» Exercise
Your task is to copy each line of the records that includes the string "English".

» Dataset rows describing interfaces
※ ※ ※
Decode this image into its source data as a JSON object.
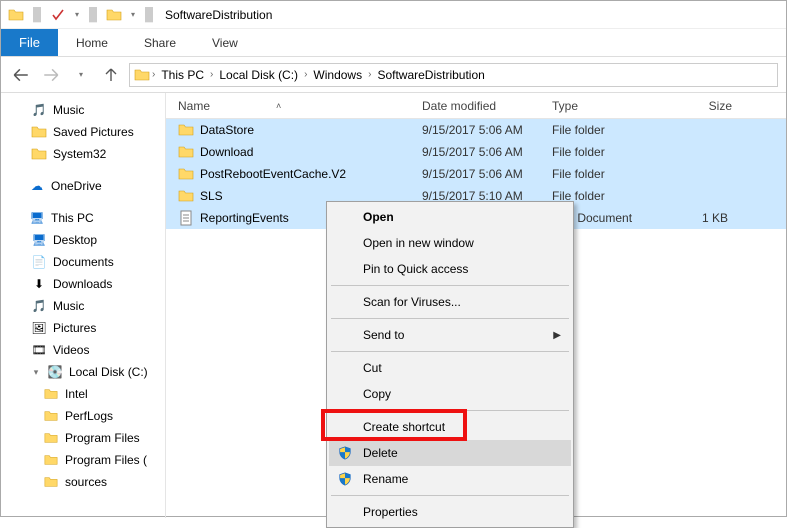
{
  "title": "SoftwareDistribution",
  "ribbon": {
    "file": "File",
    "tabs": [
      "Home",
      "Share",
      "View"
    ]
  },
  "breadcrumbs": [
    "This PC",
    "Local Disk (C:)",
    "Windows",
    "SoftwareDistribution"
  ],
  "sidebar": {
    "quick": [
      {
        "label": "Music",
        "icon": "music"
      },
      {
        "label": "Saved Pictures",
        "icon": "folder"
      },
      {
        "label": "System32",
        "icon": "folder"
      }
    ],
    "onedrive": {
      "label": "OneDrive",
      "icon": "cloud"
    },
    "thispc": {
      "label": "This PC",
      "children": [
        {
          "label": "Desktop",
          "icon": "desktop"
        },
        {
          "label": "Documents",
          "icon": "doc"
        },
        {
          "label": "Downloads",
          "icon": "download"
        },
        {
          "label": "Music",
          "icon": "music"
        },
        {
          "label": "Pictures",
          "icon": "pictures"
        },
        {
          "label": "Videos",
          "icon": "video"
        }
      ],
      "drive": {
        "label": "Local Disk (C:)",
        "children": [
          "Intel",
          "PerfLogs",
          "Program Files",
          "Program Files (",
          "sources"
        ]
      }
    }
  },
  "columns": {
    "name": "Name",
    "date": "Date modified",
    "type": "Type",
    "size": "Size"
  },
  "files": [
    {
      "name": "DataStore",
      "date": "9/15/2017 5:06 AM",
      "type": "File folder",
      "size": "",
      "icon": "folder"
    },
    {
      "name": "Download",
      "date": "9/15/2017 5:06 AM",
      "type": "File folder",
      "size": "",
      "icon": "folder"
    },
    {
      "name": "PostRebootEventCache.V2",
      "date": "9/15/2017 5:06 AM",
      "type": "File folder",
      "size": "",
      "icon": "folder"
    },
    {
      "name": "SLS",
      "date": "9/15/2017 5:10 AM",
      "type": "File folder",
      "size": "",
      "icon": "folder"
    },
    {
      "name": "ReportingEvents",
      "date": "",
      "type": "Text Document",
      "size": "1 KB",
      "icon": "file"
    }
  ],
  "context_menu": {
    "open": "Open",
    "open_new": "Open in new window",
    "pin": "Pin to Quick access",
    "scan": "Scan for Viruses...",
    "sendto": "Send to",
    "cut": "Cut",
    "copy": "Copy",
    "shortcut": "Create shortcut",
    "delete": "Delete",
    "rename": "Rename",
    "properties": "Properties"
  }
}
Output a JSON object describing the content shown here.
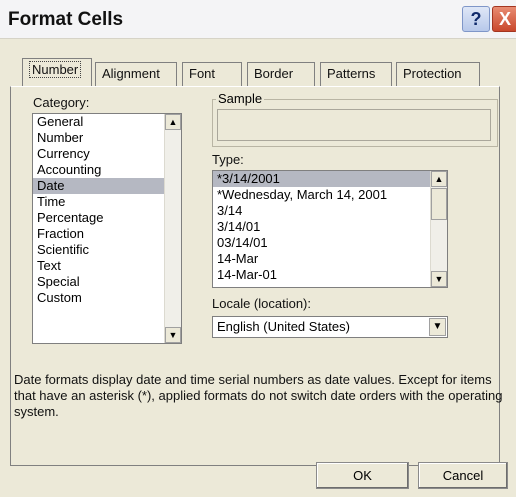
{
  "window": {
    "title": "Format Cells",
    "help_glyph": "?",
    "close_glyph": "X"
  },
  "tabs": [
    {
      "label": "Number",
      "active": true
    },
    {
      "label": "Alignment"
    },
    {
      "label": "Font"
    },
    {
      "label": "Border"
    },
    {
      "label": "Patterns"
    },
    {
      "label": "Protection"
    }
  ],
  "category": {
    "label": "Category:",
    "items": [
      "General",
      "Number",
      "Currency",
      "Accounting",
      "Date",
      "Time",
      "Percentage",
      "Fraction",
      "Scientific",
      "Text",
      "Special",
      "Custom"
    ],
    "selected": "Date"
  },
  "sample": {
    "label": "Sample",
    "value": ""
  },
  "type": {
    "label": "Type:",
    "items": [
      "*3/14/2001",
      "*Wednesday, March 14, 2001",
      "3/14",
      "3/14/01",
      "03/14/01",
      "14-Mar",
      "14-Mar-01"
    ],
    "selected": "*3/14/2001"
  },
  "locale": {
    "label": "Locale (location):",
    "value": "English (United States)"
  },
  "description": "Date formats display date and time serial numbers as date values. Except for items that have an asterisk (*), applied formats do not switch date orders with the operating system.",
  "buttons": {
    "ok": "OK",
    "cancel": "Cancel"
  }
}
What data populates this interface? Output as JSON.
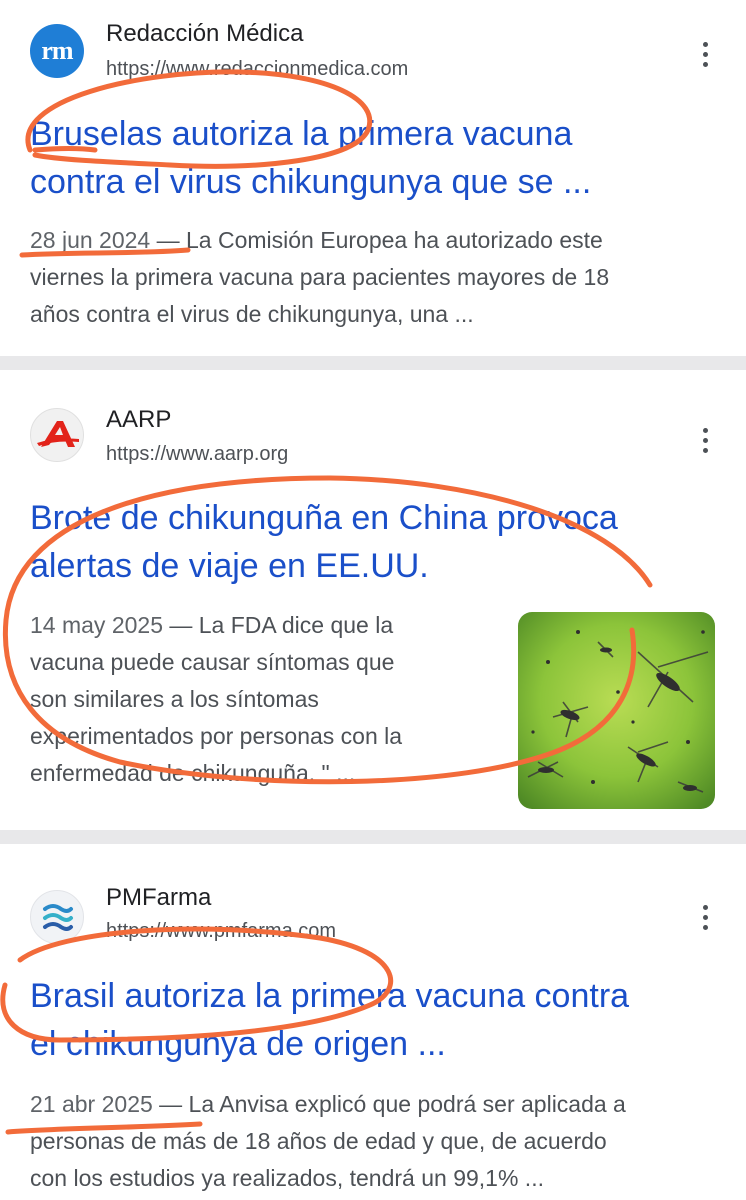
{
  "results": [
    {
      "source": "Redacción Médica",
      "url": "https://www.redaccionmedica.com",
      "favicon_text": "rm",
      "title_line1": "Bruselas autoriza la primera vacuna",
      "title_line2": "contra el virus chikungunya que se ...",
      "date": "28 jun 2024",
      "snippet_line1_rest": " — La Comisión Europea ha autorizado este",
      "snippet_line2": "viernes la primera vacuna para pacientes mayores de 18",
      "snippet_line3": "años contra el virus de chikungunya, una ..."
    },
    {
      "source": "AARP",
      "url": "https://www.aarp.org",
      "favicon_text": "A",
      "title_line1": "Brote de chikunguña en China provoca",
      "title_line2": "alertas de viaje en EE.UU.",
      "date": "14 may 2025",
      "snippet_line1_rest": " — La FDA dice que la",
      "snippet_line2": "vacuna puede causar síntomas que",
      "snippet_line3": "son similares a los síntomas",
      "snippet_line4": "experimentados por personas con la",
      "snippet_line5": "enfermedad de chikunguña. \" ...",
      "thumbnail": "mosquito-swarm-image"
    },
    {
      "source": "PMFarma",
      "url": "https://www.pmfarma.com",
      "title_line1": "Brasil autoriza la primera vacuna contra",
      "title_line2": "el chikungunya de origen ...",
      "date": "21 abr 2025",
      "snippet_line1_rest": " — La Anvisa explicó que podrá ser aplicada a",
      "snippet_line2": "personas de más de 18 años de edad y que, de acuerdo",
      "snippet_line3": "con los estudios ya realizados, tendrá un 99,1% ..."
    }
  ],
  "colors": {
    "title_link": "#1a4fc9",
    "annotation": "#f26b3a",
    "separator": "#e8e8ea"
  },
  "icons": [
    "more-vert-icon",
    "favicon-rm",
    "favicon-aarp",
    "favicon-pmfarma"
  ]
}
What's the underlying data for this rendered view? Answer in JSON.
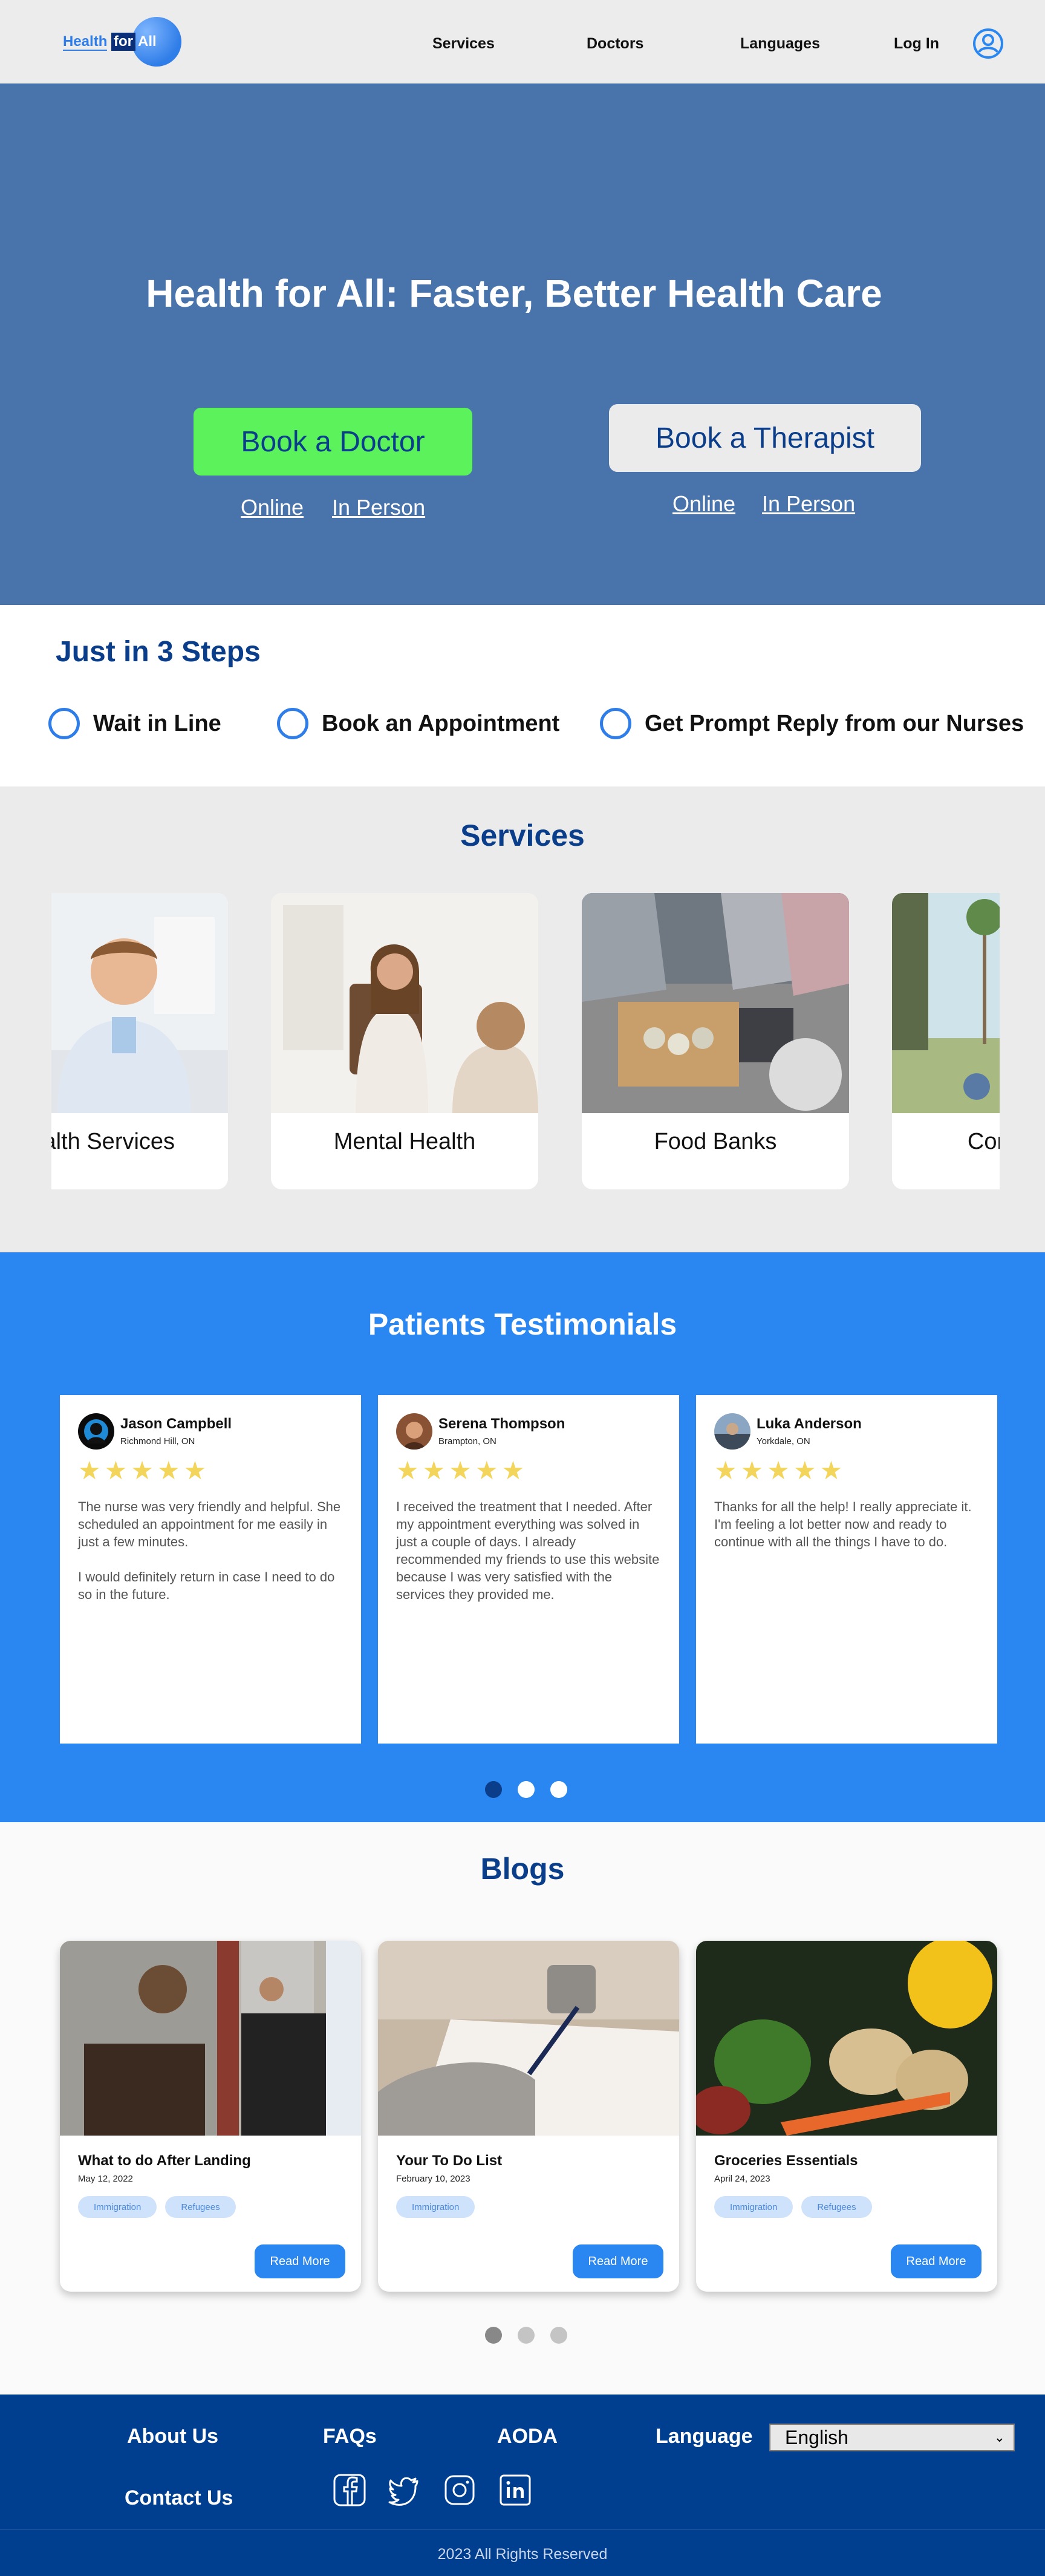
{
  "header": {
    "logo": {
      "word1": "Health",
      "word2": "for",
      "word3": "All"
    },
    "nav": {
      "services": "Services",
      "doctors": "Doctors",
      "languages": "Languages",
      "login": "Log In"
    },
    "user_icon": "user-circle-icon"
  },
  "hero": {
    "title": "Health for All: Faster, Better Health Care",
    "doctor": {
      "button": "Book a Doctor",
      "online": "Online",
      "in_person": "In Person"
    },
    "therapist": {
      "button": "Book a Therapist",
      "online": "Online",
      "in_person": "In Person"
    }
  },
  "steps": {
    "title": "Just in 3 Steps",
    "items": [
      {
        "label": "Wait in Line"
      },
      {
        "label": "Book an Appointment"
      },
      {
        "label": "Get Prompt Reply from our Nurses"
      }
    ]
  },
  "services": {
    "title": "Services",
    "items": [
      {
        "label": "Health Services"
      },
      {
        "label": "Mental Health"
      },
      {
        "label": "Food Banks"
      },
      {
        "label": "Community"
      }
    ]
  },
  "testimonials": {
    "title": "Patients Testimonials",
    "items": [
      {
        "name": "Jason Campbell",
        "location": "Richmond Hill, ON",
        "stars": "★★★★★",
        "text": "The nurse was very friendly and helpful. She scheduled an appointment for me easily in just a few minutes.\n\nI would definitely return in case I need to do so in the future."
      },
      {
        "name": "Serena Thompson",
        "location": "Brampton, ON",
        "stars": "★★★★★",
        "text": "I received the treatment that I needed. After my appointment everything was solved in just a couple of days. I already recommended my friends to use this website because I was very satisfied with the services they provided me."
      },
      {
        "name": "Luka Anderson",
        "location": "Yorkdale, ON",
        "stars": "★★★★★",
        "text": "Thanks for all the help! I really appreciate it. I'm feeling a lot better now and ready to continue with all the things I have to do."
      }
    ]
  },
  "blogs": {
    "title": "Blogs",
    "items": [
      {
        "title": "What to do After Landing",
        "date": "May 12, 2022",
        "tags": [
          "Immigration",
          "Refugees"
        ],
        "button": "Read More"
      },
      {
        "title": "Your To Do List",
        "date": "February 10, 2023",
        "tags": [
          "Immigration"
        ],
        "button": "Read More"
      },
      {
        "title": "Groceries Essentials",
        "date": "April 24, 2023",
        "tags": [
          "Immigration",
          "Refugees"
        ],
        "button": "Read More"
      }
    ]
  },
  "footer": {
    "about": "About Us",
    "faqs": "FAQs",
    "aoda": "AODA",
    "language_label": "Language",
    "language_value": "English",
    "contact": "Contact Us",
    "social": [
      "facebook-icon",
      "twitter-icon",
      "instagram-icon",
      "linkedin-icon"
    ],
    "copyright": "2023 All Rights Reserved"
  },
  "colors": {
    "hero_bg": "#4873ab",
    "brand_dark": "#0a3d8a",
    "accent_blue": "#2a86f0",
    "green_button": "#5cf25c",
    "footer_bg": "#003e8f",
    "star": "#f2d55a"
  }
}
※ ※ ※
» Exercise response
    "value": "English (United States)"
    "language_value": "English",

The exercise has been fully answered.